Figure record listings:

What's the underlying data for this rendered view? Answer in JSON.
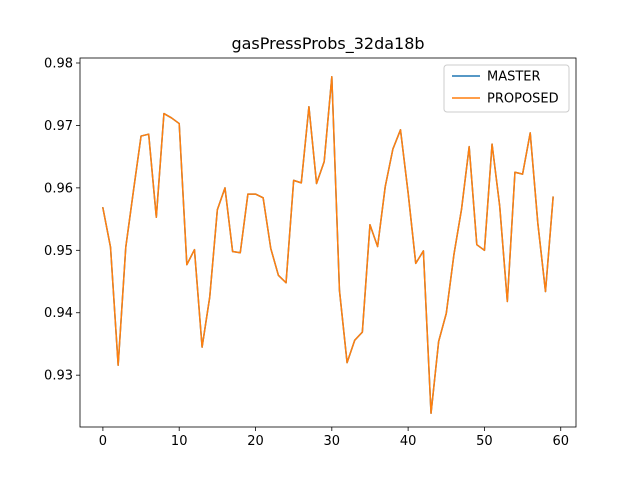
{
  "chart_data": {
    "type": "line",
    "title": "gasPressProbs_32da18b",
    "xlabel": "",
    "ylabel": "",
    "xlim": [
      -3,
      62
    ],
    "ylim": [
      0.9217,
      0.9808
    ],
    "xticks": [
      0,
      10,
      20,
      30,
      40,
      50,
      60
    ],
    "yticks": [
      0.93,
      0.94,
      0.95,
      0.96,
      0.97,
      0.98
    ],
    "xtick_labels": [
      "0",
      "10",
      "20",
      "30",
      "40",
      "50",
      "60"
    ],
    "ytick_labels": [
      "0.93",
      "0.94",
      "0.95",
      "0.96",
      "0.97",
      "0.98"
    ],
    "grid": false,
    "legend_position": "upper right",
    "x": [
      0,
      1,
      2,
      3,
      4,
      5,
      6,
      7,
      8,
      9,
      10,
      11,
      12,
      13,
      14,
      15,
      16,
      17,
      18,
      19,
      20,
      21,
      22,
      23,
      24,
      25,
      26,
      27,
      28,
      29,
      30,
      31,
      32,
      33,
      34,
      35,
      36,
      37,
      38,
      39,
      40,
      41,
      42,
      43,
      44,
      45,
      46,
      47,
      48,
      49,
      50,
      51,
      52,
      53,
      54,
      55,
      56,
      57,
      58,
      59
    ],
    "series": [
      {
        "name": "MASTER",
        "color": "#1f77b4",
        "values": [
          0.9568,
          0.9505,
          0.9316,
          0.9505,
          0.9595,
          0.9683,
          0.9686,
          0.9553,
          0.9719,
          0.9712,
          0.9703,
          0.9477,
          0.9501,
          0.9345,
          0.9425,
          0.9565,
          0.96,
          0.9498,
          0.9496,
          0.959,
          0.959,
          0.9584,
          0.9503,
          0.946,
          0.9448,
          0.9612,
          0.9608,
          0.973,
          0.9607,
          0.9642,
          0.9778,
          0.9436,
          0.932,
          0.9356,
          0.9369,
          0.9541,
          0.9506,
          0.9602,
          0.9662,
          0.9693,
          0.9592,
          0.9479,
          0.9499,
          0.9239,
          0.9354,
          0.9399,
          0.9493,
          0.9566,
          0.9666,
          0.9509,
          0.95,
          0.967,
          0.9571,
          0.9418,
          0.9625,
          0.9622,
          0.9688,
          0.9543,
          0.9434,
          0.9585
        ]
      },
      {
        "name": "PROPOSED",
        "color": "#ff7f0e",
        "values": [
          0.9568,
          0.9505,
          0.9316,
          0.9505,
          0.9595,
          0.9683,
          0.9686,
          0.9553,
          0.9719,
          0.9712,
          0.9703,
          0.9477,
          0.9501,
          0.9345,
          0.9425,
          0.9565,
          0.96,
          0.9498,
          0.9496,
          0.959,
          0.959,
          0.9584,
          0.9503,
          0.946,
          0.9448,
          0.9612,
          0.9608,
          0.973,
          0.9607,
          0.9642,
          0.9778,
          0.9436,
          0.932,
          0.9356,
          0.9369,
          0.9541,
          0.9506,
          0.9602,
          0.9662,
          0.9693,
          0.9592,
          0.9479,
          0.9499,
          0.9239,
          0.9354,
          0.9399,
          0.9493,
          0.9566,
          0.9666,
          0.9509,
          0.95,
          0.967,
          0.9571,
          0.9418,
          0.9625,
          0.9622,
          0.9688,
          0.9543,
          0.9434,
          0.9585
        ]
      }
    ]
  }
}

### Instruction
Pictures are not part of the copy; reproduce everything else in the records exactly.

### Solution
What's the underlying data for this rendered view? Answer in JSON.
{
  "chart_data": {
    "type": "line",
    "title": "gasPressProbs_32da18b",
    "xlabel": "",
    "ylabel": "",
    "xlim": [
      -3,
      62
    ],
    "ylim": [
      0.9217,
      0.9808
    ],
    "xticks": [
      0,
      10,
      20,
      30,
      40,
      50,
      60
    ],
    "yticks": [
      0.93,
      0.94,
      0.95,
      0.96,
      0.97,
      0.98
    ],
    "xtick_labels": [
      "0",
      "10",
      "20",
      "30",
      "40",
      "50",
      "60"
    ],
    "ytick_labels": [
      "0.93",
      "0.94",
      "0.95",
      "0.96",
      "0.97",
      "0.98"
    ],
    "grid": false,
    "legend_position": "upper right",
    "x": [
      0,
      1,
      2,
      3,
      4,
      5,
      6,
      7,
      8,
      9,
      10,
      11,
      12,
      13,
      14,
      15,
      16,
      17,
      18,
      19,
      20,
      21,
      22,
      23,
      24,
      25,
      26,
      27,
      28,
      29,
      30,
      31,
      32,
      33,
      34,
      35,
      36,
      37,
      38,
      39,
      40,
      41,
      42,
      43,
      44,
      45,
      46,
      47,
      48,
      49,
      50,
      51,
      52,
      53,
      54,
      55,
      56,
      57,
      58,
      59
    ],
    "series": [
      {
        "name": "MASTER",
        "color": "#1f77b4",
        "values": [
          0.9568,
          0.9505,
          0.9316,
          0.9505,
          0.9595,
          0.9683,
          0.9686,
          0.9553,
          0.9719,
          0.9712,
          0.9703,
          0.9477,
          0.9501,
          0.9345,
          0.9425,
          0.9565,
          0.96,
          0.9498,
          0.9496,
          0.959,
          0.959,
          0.9584,
          0.9503,
          0.946,
          0.9448,
          0.9612,
          0.9608,
          0.973,
          0.9607,
          0.9642,
          0.9778,
          0.9436,
          0.932,
          0.9356,
          0.9369,
          0.9541,
          0.9506,
          0.9602,
          0.9662,
          0.9693,
          0.9592,
          0.9479,
          0.9499,
          0.9239,
          0.9354,
          0.9399,
          0.9493,
          0.9566,
          0.9666,
          0.9509,
          0.95,
          0.967,
          0.9571,
          0.9418,
          0.9625,
          0.9622,
          0.9688,
          0.9543,
          0.9434,
          0.9585
        ]
      },
      {
        "name": "PROPOSED",
        "color": "#ff7f0e",
        "values": [
          0.9568,
          0.9505,
          0.9316,
          0.9505,
          0.9595,
          0.9683,
          0.9686,
          0.9553,
          0.9719,
          0.9712,
          0.9703,
          0.9477,
          0.9501,
          0.9345,
          0.9425,
          0.9565,
          0.96,
          0.9498,
          0.9496,
          0.959,
          0.959,
          0.9584,
          0.9503,
          0.946,
          0.9448,
          0.9612,
          0.9608,
          0.973,
          0.9607,
          0.9642,
          0.9778,
          0.9436,
          0.932,
          0.9356,
          0.9369,
          0.9541,
          0.9506,
          0.9602,
          0.9662,
          0.9693,
          0.9592,
          0.9479,
          0.9499,
          0.9239,
          0.9354,
          0.9399,
          0.9493,
          0.9566,
          0.9666,
          0.9509,
          0.95,
          0.967,
          0.9571,
          0.9418,
          0.9625,
          0.9622,
          0.9688,
          0.9543,
          0.9434,
          0.9585
        ]
      }
    ]
  }
}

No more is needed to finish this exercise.